DATA LINES:
/---

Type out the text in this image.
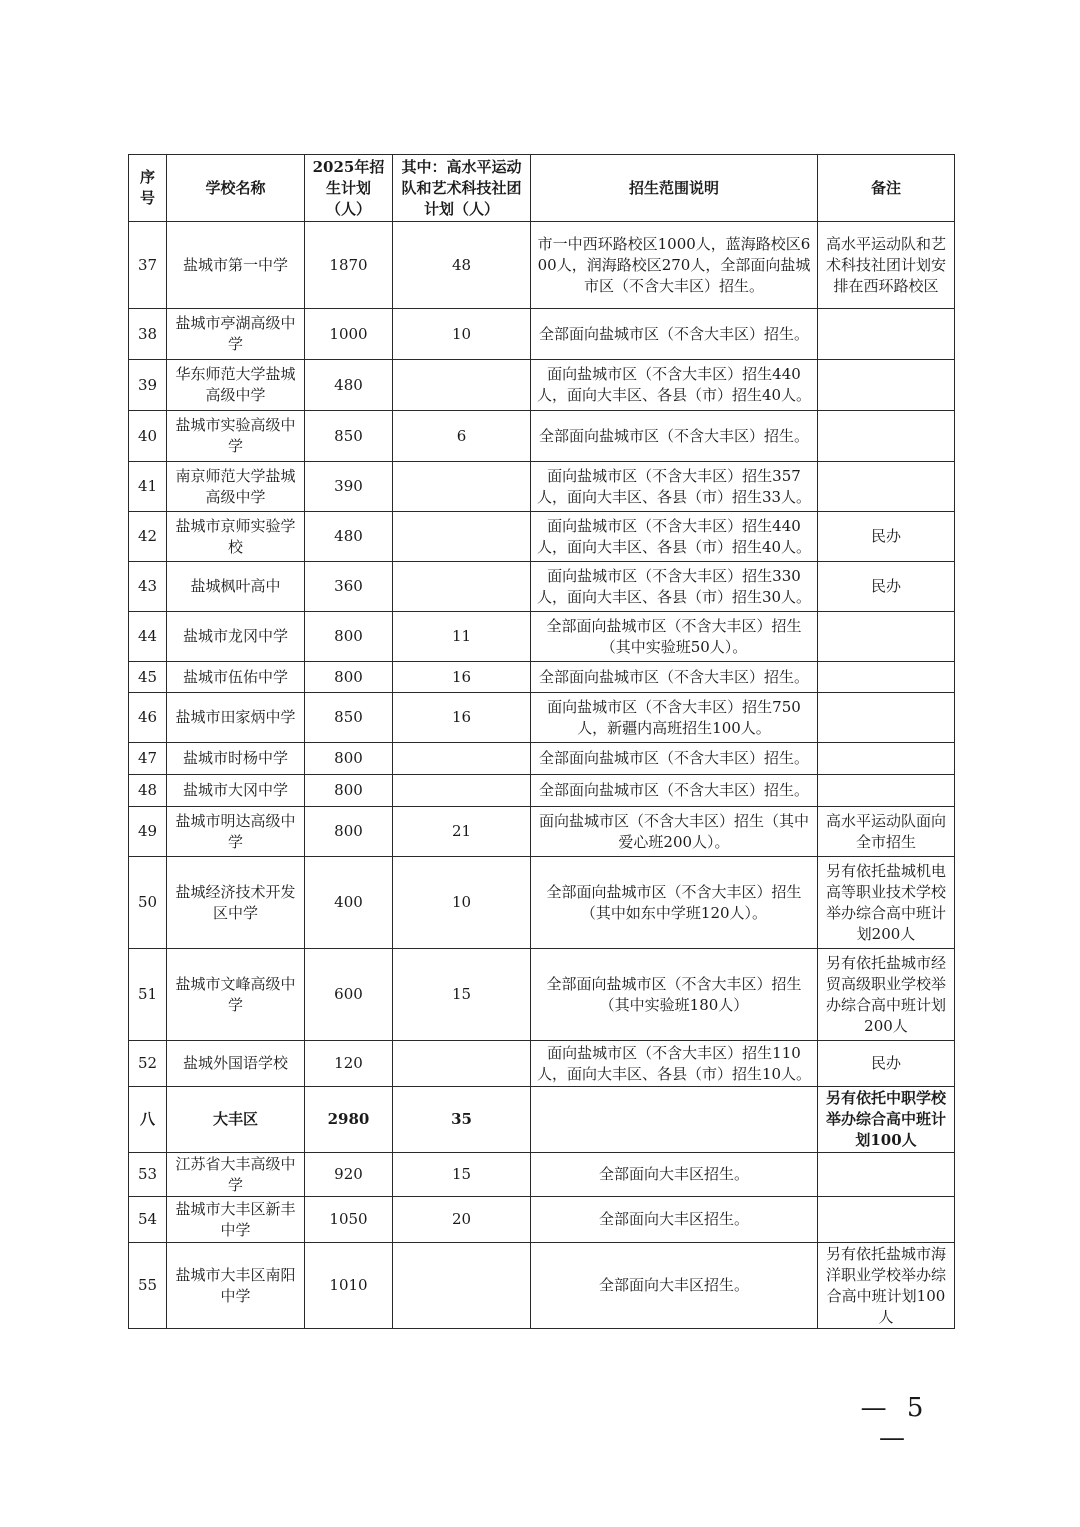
序号	学校名称	2025年招生计划（人）	其中：高水平运动队和艺术科技社团计划（人）	招生范围说明	备注
37	盐城市第一中学	1870	48	市一中西环路校区1000人，蓝海路校区600人，润海路校区270人，全部面向盐城市区（不含大丰区）招生。	高水平运动队和艺术科技社团计划安排在西环路校区
38	盐城市亭湖高级中学	1000	10	全部面向盐城市区（不含大丰区）招生。	
39	华东师范大学盐城高级中学	480		面向盐城市区（不含大丰区）招生440人，面向大丰区、各县（市）招生40人。	
40	盐城市实验高级中学	850	6	全部面向盐城市区（不含大丰区）招生。	
41	南京师范大学盐城高级中学	390		面向盐城市区（不含大丰区）招生357人，面向大丰区、各县（市）招生33人。	
42	盐城市京师实验学校	480		面向盐城市区（不含大丰区）招生440人，面向大丰区、各县（市）招生40人。	民办
43	盐城枫叶高中	360		面向盐城市区（不含大丰区）招生330人，面向大丰区、各县（市）招生30人。	民办
44	盐城市龙冈中学	800	11	全部面向盐城市区（不含大丰区）招生（其中实验班50人）。	
45	盐城市伍佑中学	800	16	全部面向盐城市区（不含大丰区）招生。	
46	盐城市田家炳中学	850	16	面向盐城市区（不含大丰区）招生750人，新疆内高班招生100人。	
47	盐城市时杨中学	800		全部面向盐城市区（不含大丰区）招生。	
48	盐城市大冈中学	800		全部面向盐城市区（不含大丰区）招生。	
49	盐城市明达高级中学	800	21	面向盐城市区（不含大丰区）招生（其中爱心班200人）。	高水平运动队面向全市招生
50	盐城经济技术开发区中学	400	10	全部面向盐城市区（不含大丰区）招生（其中如东中学班120人）。	另有依托盐城机电高等职业技术学校举办综合高中班计划200人
51	盐城市文峰高级中学	600	15	全部面向盐城市区（不含大丰区）招生（其中实验班180人）	另有依托盐城市经贸高级职业学校举办综合高中班计划200人
52	盐城外国语学校	120		面向盐城市区（不含大丰区）招生110人，面向大丰区、各县（市）招生10人。	民办
八	大丰区	2980	35		另有依托中职学校举办综合高中班计划100人
53	江苏省大丰高级中学	920	15	全部面向大丰区招生。	
54	盐城市大丰区新丰中学	1050	20	全部面向大丰区招生。	
55	盐城市大丰区南阳中学	1010		全部面向大丰区招生。	另有依托盐城市海洋职业学校举办综合高中班计划100人
— 5 —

\---

DIRECTION: Your task is to gather every line with the word "全部面向大丰区招生" and copy it.

FULL RESPONSE:
53	江苏省大丰高级中学	920	15	全部面向大丰区招生。	
54	盐城市大丰区新丰中学	1050	20	全部面向大丰区招生。	
55	盐城市大丰区南阳中学	1010		全部面向大丰区招生。	另有依托盐城市海洋职业学校举办综合高中班计划100人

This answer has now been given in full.